WHAT IS NEEDED:
Can you pull out each line of the data below that includes the word "Heat"?

A run of records:
################

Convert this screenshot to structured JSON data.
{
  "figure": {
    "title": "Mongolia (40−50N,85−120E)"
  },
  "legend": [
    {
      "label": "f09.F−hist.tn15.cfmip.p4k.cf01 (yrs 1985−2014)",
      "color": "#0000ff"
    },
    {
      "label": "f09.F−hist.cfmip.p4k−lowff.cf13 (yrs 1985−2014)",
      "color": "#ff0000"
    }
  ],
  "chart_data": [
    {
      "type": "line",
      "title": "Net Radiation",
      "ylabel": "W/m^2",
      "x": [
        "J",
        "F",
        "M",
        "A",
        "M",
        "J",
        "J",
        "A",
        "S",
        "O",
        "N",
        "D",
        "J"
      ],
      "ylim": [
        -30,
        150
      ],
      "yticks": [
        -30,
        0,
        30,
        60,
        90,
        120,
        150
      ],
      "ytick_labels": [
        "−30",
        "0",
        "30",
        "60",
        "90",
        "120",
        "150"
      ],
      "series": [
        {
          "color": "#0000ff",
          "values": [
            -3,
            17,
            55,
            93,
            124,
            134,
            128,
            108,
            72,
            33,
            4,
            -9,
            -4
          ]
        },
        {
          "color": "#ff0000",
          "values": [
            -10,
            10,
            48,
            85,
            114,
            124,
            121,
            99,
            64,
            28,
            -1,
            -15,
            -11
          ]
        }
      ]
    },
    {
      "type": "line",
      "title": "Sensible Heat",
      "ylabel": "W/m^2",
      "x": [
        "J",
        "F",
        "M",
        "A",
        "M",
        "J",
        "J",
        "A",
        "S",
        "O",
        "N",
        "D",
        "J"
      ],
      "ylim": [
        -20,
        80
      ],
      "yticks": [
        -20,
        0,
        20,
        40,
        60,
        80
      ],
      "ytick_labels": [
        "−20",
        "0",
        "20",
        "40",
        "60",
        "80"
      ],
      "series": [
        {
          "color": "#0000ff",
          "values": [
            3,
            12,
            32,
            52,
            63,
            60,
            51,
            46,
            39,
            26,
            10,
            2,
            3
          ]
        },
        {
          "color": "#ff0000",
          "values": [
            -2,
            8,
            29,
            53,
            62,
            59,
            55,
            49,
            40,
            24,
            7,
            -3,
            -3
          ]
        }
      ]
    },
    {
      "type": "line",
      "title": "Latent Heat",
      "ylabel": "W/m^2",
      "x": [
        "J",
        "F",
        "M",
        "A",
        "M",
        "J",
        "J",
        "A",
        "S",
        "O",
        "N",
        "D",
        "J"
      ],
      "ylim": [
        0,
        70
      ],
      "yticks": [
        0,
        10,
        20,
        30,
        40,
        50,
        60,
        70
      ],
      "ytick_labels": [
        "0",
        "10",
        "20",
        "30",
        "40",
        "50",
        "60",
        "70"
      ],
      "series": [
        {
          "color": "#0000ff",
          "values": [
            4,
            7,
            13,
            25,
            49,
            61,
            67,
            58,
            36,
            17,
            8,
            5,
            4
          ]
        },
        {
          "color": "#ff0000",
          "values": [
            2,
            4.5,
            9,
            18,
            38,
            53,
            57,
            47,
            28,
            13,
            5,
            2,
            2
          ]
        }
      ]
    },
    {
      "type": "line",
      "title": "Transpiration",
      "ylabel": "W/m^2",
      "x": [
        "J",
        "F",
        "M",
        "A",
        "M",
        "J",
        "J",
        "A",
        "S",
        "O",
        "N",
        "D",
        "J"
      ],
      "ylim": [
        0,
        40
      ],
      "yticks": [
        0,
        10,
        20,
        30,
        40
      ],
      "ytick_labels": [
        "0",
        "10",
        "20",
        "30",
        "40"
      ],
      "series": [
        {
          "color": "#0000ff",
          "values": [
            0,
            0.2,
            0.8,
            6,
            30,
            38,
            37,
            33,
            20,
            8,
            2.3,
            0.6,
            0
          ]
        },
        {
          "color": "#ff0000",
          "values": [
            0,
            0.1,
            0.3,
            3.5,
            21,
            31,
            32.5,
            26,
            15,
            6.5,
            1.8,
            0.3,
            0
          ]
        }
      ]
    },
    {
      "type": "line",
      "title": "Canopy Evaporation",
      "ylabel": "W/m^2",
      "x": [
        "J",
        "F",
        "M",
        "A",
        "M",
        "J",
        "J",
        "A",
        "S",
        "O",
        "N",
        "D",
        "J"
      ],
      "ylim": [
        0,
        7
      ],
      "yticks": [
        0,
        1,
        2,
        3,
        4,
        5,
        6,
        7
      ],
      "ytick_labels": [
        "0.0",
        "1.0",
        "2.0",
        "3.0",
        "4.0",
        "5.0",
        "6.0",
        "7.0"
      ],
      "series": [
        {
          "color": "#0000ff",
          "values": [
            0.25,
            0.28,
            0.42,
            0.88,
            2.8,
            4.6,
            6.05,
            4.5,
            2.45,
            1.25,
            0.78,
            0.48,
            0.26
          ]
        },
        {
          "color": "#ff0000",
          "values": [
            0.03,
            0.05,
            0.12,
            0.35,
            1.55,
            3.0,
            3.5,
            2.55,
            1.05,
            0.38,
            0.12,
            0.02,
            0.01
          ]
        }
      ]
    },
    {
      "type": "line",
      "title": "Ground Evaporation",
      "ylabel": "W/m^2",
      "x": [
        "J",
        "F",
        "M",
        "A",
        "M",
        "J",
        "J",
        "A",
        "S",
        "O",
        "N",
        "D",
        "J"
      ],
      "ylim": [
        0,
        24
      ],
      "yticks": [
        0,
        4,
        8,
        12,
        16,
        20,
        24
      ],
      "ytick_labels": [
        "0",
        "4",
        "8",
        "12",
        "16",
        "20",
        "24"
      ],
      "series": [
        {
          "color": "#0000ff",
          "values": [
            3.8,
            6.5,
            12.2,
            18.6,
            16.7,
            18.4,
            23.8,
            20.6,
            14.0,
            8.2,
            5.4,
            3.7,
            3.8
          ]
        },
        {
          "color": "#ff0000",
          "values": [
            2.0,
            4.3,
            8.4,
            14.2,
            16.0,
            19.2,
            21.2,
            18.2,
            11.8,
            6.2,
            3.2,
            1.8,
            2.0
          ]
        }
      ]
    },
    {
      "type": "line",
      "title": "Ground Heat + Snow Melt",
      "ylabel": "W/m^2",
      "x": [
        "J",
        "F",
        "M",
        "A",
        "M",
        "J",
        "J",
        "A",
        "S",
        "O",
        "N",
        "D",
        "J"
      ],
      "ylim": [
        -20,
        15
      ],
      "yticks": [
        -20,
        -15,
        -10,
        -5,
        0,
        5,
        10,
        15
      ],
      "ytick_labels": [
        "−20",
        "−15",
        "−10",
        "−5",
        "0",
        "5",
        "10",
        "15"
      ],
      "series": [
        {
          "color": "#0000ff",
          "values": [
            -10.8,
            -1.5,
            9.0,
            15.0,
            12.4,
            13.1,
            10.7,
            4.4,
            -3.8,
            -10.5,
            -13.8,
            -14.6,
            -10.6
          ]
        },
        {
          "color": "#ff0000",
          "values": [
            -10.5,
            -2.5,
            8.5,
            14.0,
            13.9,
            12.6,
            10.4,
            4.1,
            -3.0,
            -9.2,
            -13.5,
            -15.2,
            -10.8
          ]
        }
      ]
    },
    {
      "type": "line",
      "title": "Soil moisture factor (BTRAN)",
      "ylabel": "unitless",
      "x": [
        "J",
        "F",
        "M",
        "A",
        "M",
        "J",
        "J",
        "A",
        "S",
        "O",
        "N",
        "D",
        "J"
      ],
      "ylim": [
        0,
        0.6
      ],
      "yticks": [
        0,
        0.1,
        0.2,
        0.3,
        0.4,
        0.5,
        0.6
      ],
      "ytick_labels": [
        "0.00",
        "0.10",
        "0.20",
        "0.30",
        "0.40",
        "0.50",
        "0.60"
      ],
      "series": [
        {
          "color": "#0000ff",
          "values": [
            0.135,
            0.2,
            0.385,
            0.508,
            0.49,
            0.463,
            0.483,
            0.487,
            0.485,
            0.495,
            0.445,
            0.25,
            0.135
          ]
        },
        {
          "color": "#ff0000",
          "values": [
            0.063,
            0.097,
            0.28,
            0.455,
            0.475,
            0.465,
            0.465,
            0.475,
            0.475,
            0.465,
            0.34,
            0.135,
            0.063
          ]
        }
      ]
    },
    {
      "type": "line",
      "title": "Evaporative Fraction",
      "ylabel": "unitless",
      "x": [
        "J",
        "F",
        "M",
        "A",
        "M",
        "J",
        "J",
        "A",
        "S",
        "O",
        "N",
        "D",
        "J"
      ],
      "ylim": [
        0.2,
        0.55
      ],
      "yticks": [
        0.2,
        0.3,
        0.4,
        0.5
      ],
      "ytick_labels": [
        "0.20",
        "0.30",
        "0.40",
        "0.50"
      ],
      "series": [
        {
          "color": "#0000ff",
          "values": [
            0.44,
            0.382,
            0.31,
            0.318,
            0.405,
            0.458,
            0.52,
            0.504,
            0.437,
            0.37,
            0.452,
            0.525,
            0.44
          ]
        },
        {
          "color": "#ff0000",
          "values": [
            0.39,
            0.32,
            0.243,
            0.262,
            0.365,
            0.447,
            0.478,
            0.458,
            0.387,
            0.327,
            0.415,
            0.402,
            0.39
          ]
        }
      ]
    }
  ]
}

################

WRITTEN RESPONSE:
      "title": "Sensible Heat",
      "title": "Latent Heat",
      "title": "Ground Heat + Snow Melt",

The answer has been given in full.